The data:
==============================
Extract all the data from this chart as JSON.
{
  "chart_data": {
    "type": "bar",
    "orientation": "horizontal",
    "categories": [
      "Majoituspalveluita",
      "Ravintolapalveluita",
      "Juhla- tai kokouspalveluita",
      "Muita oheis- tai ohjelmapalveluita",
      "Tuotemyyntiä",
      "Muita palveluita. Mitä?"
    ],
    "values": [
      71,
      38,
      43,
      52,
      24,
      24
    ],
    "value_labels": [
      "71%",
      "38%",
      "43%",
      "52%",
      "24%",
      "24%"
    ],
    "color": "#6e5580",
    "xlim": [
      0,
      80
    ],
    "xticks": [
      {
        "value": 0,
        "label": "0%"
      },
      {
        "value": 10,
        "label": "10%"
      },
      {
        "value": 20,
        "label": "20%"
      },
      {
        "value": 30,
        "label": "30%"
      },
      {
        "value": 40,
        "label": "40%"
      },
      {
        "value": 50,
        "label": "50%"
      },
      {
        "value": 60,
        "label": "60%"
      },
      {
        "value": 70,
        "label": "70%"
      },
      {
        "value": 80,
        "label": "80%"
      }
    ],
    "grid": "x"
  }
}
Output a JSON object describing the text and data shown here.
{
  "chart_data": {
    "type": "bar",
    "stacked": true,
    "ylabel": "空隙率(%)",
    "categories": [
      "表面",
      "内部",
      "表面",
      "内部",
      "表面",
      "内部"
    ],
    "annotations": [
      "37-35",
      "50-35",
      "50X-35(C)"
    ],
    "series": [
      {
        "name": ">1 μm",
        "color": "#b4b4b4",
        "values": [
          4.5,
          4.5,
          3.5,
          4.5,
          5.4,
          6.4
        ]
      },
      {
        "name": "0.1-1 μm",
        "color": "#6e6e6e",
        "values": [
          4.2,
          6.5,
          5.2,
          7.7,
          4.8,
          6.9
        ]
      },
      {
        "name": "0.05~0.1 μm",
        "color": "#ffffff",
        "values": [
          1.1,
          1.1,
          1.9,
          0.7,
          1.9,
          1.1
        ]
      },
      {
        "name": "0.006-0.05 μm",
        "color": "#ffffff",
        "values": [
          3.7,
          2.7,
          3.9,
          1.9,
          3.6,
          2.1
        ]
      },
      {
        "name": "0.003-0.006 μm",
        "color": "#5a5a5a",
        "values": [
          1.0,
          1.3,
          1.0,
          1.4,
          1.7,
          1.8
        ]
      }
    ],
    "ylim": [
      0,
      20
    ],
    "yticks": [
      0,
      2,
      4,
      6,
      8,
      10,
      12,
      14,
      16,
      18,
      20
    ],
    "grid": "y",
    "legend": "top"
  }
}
==============================
Problem details: Extract the entries above verbatim.

Solution for this task:
Extract all the data from this chart as JSON.
{
  "chart_data": {
    "type": "bar",
    "orientation": "horizontal",
    "categories": [
      "Majoituspalveluita",
      "Ravintolapalveluita",
      "Juhla- tai kokouspalveluita",
      "Muita oheis- tai ohjelmapalveluita",
      "Tuotemyyntiä",
      "Muita palveluita. Mitä?"
    ],
    "values": [
      71,
      38,
      43,
      52,
      24,
      24
    ],
    "value_labels": [
      "71%",
      "38%",
      "43%",
      "52%",
      "24%",
      "24%"
    ],
    "color": "#6e5580",
    "xlim": [
      0,
      80
    ],
    "xticks": [
      {
        "value": 0,
        "label": "0%"
      },
      {
        "value": 10,
        "label": "10%"
      },
      {
        "value": 20,
        "label": "20%"
      },
      {
        "value": 30,
        "label": "30%"
      },
      {
        "value": 40,
        "label": "40%"
      },
      {
        "value": 50,
        "label": "50%"
      },
      {
        "value": 60,
        "label": "60%"
      },
      {
        "value": 70,
        "label": "70%"
      },
      {
        "value": 80,
        "label": "80%"
      }
    ],
    "grid": "x"
  }
}
Output a JSON object describing the text and data shown here.
{
  "chart_data": {
    "type": "bar",
    "stacked": true,
    "ylabel": "空隙率(%)",
    "categories": [
      "表面",
      "内部",
      "表面",
      "内部",
      "表面",
      "内部"
    ],
    "annotations": [
      "37-35",
      "50-35",
      "50X-35(C)"
    ],
    "series": [
      {
        "name": ">1 μm",
        "color": "#b4b4b4",
        "values": [
          4.5,
          4.5,
          3.5,
          4.5,
          5.4,
          6.4
        ]
      },
      {
        "name": "0.1-1 μm",
        "color": "#6e6e6e",
        "values": [
          4.2,
          6.5,
          5.2,
          7.7,
          4.8,
          6.9
        ]
      },
      {
        "name": "0.05~0.1 μm",
        "color": "#ffffff",
        "values": [
          1.1,
          1.1,
          1.9,
          0.7,
          1.9,
          1.1
        ]
      },
      {
        "name": "0.006-0.05 μm",
        "color": "#ffffff",
        "values": [
          3.7,
          2.7,
          3.9,
          1.9,
          3.6,
          2.1
        ]
      },
      {
        "name": "0.003-0.006 μm",
        "color": "#5a5a5a",
        "values": [
          1.0,
          1.3,
          1.0,
          1.4,
          1.7,
          1.8
        ]
      }
    ],
    "ylim": [
      0,
      20
    ],
    "yticks": [
      0,
      2,
      4,
      6,
      8,
      10,
      12,
      14,
      16,
      18,
      20
    ],
    "grid": "y",
    "legend": "top"
  }
}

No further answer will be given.